I've read about it in some articles and I've seen some friends who have tried it.
The idea is that if you receive a $5 note, you put it in a piggy bank or whatever, to store it and at the end of the year, you open the piggy bank and voila! You got a load of savings.
Sounds reasonable right? Wrong. I find it totally lame.
Think about it. You receive $5, when you do your grocery shopping, although you should be using your credit card to maximize your rebates. But ok, let's say for whatever reason you receive $5. You don't spend it. You keep it in your wallet for the time being til you get home. Then you go home and drop it in the container. Ok well done today.
Tomorrow, you go about your daily life and you run out of money, you just go to the ATM and draw more money, then you go and buy your lunch from the hawker center, and you get another $5. Wow, well done, you go home and drop the money in the container again.
Day after day, you do the same thing, and at the end of the year, WOOHOO!! Boom town. You open the container and there you see $2,000 or whatever amount. Sounds legit?
Did you notice anything wrong here?
Well... if you go about with your daily life, you don't change your habits. You don't change your spending habits either. You're just going to withdraw any shortfall which you have and continue to spend, or you're going to be spending on your credit card anyway if you don't have the cash. The $5 saved comes from the same place. It's not like it appeared magically out of nowhere. Meaning...
THERE'S NO DIFFERENCE!!!
You're "saving" the same money, or the same amount of money. It just looks like you "saved" $2,000 cos you stashed it in a box and now you can count it. But in truth, nothing has changed, you didn't stop yourself from buying anything right? You just continued your life like nothing has changed, you just kept $5 notes as "collectables". Nothing more.
Maybe a real challenge would be to carry only $10 in your wallet everyday, then only spend that amount on food court food for lunch. You know. Like when you were in school. Then everyday, it get's refreshed to $10 again, and you save whatever excess left after lunch. Ok, now, that's a challenge cos I know some folks who spend easily $15 if they go to a Korean restaurant during lunch plus drinks. Or maybe you set a clear $300 as lunch allowance for the month like when you were back in school. And the amount is budgeted from all your spending. So you have to count along with your credit card spend and cash. The problem is once you allow credit card usage, more often than not, people will lose discipline. Oh just once, I'll just swipe the card, what's another $20 for a nice meal, it's been a rough day.
So as you can see, if there's no change in spending patterns, there's no additional savings.
It would be cool to live like a school kid again, and give yourself a monthly allowance for lunch money and try to live within that. It needs to be challenging enough and yet not punishing. Just lunch money. Live the weekends normally and everything else, just keep it constant.
Maybe a good amount for lunch money would be 4x $5 and 1x $15. So $35 per week? ($140 per mth)
4 meals at a food court and 1 meal at a nicer place. Not too tough, at least I think it's not too tough.
Then if you don't spend it all, you can roll over to the next week. Hey that's a benefit, you can eat something nicer.
And to add another challenge, you can challenge your partner at the same time. Maybe at the end of the month you can see who has more left and the loser has to double the larger amount into the joint account. And the winner can just contribute the saved amount into the joint account. If the loser has exceeded the budgeted amount, then the loser needs to pay 100x the winner's amount.

Supplied material -
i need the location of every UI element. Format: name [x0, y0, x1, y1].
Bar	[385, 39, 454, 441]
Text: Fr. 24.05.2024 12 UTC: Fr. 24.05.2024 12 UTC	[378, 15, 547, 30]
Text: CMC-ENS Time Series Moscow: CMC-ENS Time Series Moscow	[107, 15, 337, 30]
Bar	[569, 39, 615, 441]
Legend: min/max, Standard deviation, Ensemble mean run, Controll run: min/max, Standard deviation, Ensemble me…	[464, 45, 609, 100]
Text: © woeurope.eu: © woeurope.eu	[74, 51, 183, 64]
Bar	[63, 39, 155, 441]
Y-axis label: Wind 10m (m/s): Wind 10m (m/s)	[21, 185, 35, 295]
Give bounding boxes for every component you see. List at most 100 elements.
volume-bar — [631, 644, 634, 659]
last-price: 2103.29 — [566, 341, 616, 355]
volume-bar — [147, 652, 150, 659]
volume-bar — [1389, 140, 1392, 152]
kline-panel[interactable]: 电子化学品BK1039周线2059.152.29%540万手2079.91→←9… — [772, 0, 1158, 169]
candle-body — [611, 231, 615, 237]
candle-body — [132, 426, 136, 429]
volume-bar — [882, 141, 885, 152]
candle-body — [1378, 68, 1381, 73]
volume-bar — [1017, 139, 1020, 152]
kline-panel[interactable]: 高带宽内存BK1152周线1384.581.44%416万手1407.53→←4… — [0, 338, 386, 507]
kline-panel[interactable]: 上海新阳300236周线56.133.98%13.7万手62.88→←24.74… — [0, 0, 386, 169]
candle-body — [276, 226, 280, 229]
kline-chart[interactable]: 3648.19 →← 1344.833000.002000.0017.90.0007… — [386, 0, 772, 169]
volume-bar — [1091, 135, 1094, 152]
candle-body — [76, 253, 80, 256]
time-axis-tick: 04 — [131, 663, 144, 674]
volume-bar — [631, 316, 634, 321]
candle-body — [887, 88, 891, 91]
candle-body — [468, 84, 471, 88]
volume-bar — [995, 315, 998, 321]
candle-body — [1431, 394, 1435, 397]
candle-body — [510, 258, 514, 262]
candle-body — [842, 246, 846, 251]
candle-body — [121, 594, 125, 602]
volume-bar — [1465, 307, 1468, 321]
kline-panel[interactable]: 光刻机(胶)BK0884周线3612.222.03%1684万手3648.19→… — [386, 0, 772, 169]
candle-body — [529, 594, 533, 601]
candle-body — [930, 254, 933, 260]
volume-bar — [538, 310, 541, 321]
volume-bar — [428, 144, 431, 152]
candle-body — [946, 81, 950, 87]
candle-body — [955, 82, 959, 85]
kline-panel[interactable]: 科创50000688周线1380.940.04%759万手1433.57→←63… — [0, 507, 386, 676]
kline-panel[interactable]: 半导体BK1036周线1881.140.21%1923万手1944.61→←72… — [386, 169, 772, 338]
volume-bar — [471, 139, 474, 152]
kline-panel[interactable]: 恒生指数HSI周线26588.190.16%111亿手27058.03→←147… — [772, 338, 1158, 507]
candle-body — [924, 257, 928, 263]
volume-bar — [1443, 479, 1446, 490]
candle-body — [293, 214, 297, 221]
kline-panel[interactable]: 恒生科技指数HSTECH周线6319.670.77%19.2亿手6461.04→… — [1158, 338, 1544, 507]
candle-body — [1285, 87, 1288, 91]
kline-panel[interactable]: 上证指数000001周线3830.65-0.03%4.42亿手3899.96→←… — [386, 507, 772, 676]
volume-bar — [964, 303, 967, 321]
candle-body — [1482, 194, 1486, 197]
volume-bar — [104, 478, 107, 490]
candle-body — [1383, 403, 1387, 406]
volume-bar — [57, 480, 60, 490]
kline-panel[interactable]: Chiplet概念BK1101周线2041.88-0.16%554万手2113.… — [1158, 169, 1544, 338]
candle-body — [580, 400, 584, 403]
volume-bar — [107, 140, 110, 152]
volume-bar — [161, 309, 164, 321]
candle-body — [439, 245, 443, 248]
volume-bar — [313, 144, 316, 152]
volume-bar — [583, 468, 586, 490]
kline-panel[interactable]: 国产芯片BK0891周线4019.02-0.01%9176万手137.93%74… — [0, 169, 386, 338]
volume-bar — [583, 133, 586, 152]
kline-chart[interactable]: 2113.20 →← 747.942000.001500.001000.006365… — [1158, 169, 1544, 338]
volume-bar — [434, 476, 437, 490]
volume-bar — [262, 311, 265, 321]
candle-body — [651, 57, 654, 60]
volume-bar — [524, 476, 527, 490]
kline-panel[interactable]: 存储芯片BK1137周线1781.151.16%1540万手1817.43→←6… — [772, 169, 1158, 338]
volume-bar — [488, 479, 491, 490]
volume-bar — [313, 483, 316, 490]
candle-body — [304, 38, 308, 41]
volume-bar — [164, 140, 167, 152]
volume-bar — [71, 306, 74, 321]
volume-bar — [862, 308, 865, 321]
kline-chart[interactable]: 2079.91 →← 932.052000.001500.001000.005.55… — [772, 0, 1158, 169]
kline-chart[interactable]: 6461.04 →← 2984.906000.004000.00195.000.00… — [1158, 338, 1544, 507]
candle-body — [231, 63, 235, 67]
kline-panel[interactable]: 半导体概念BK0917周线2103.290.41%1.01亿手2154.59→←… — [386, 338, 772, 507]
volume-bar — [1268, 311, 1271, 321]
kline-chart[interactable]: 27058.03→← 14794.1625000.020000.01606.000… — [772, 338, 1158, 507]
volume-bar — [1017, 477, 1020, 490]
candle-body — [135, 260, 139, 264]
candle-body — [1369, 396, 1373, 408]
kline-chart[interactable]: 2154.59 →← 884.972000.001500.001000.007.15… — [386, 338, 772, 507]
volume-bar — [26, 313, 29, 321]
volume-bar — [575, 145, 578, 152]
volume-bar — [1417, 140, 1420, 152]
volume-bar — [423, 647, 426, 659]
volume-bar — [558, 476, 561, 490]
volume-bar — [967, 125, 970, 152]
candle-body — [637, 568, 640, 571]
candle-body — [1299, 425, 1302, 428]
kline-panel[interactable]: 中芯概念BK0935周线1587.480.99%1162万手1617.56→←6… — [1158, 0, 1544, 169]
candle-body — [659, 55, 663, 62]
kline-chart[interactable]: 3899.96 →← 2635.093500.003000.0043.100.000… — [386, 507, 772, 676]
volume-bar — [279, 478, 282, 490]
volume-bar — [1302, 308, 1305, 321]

Written tasks -
a) In the post on the $5 savings challenge, what must the loser pay if they have exceeded the budgeted amount?
b) Reproduce the post on the $5 savings challenge verbatim, starting with "Tomorrow, you go" and going on through "amount. Sounds legit?".
c) Pick up the post on the $5 savings challenge after its final sentence and continue writing it.
The records are separate material, distinct from the post on the $5 savings challenge.

Outputs for the tasks -
a) The loser must pay 100 times the winner's amount.

b)
Tomorrow, you go about your daily life and you run out of money, you just go to the ATM and draw more money, then you go and buy your lunch from the hawker center, and you get another $5. Wow, well done, you go home and drop the money in the container again.
Day after day, you do the same thing, and at the end of the year, WOOHOO!! Boom town. You open the container and there you see $2,000 or whatever amount. Sounds legit?

c)
This is a punishment to prevent conflict of interest. One party might decide to heck care the game and just anyhow spend, cos double of the winning amount isn't a lot, cos it's what's left at the end of the month, which would probably just be $10-$20 left out of the $140 budget.
(Note that the $10-$20 is just what's left of the allowance, not the total savings. Total savings is what you regularly spend minus the budget minus the $10-$20. That's the real savings, which could be quite a lot cos most people don't track their lunch spending very well, cos it's always just a couple of bucks here and there, so much so that $15 is also just couple of bucks.)
Then at the start of the next month the challenge starts again. Now THAT'S a challenge. Not just saving $5 just cos you got it as change. The money comes from the same place. It's either going to be that you use your credit card when you run short of cash, or you're just going to withdraw something that isn't a $5 note. So there's no real point to it.
Real savings come from the act of delayed gratification. That's the whole point of savings and investments. It's not about just switching from one denomination to another. Or from one payment mode to another.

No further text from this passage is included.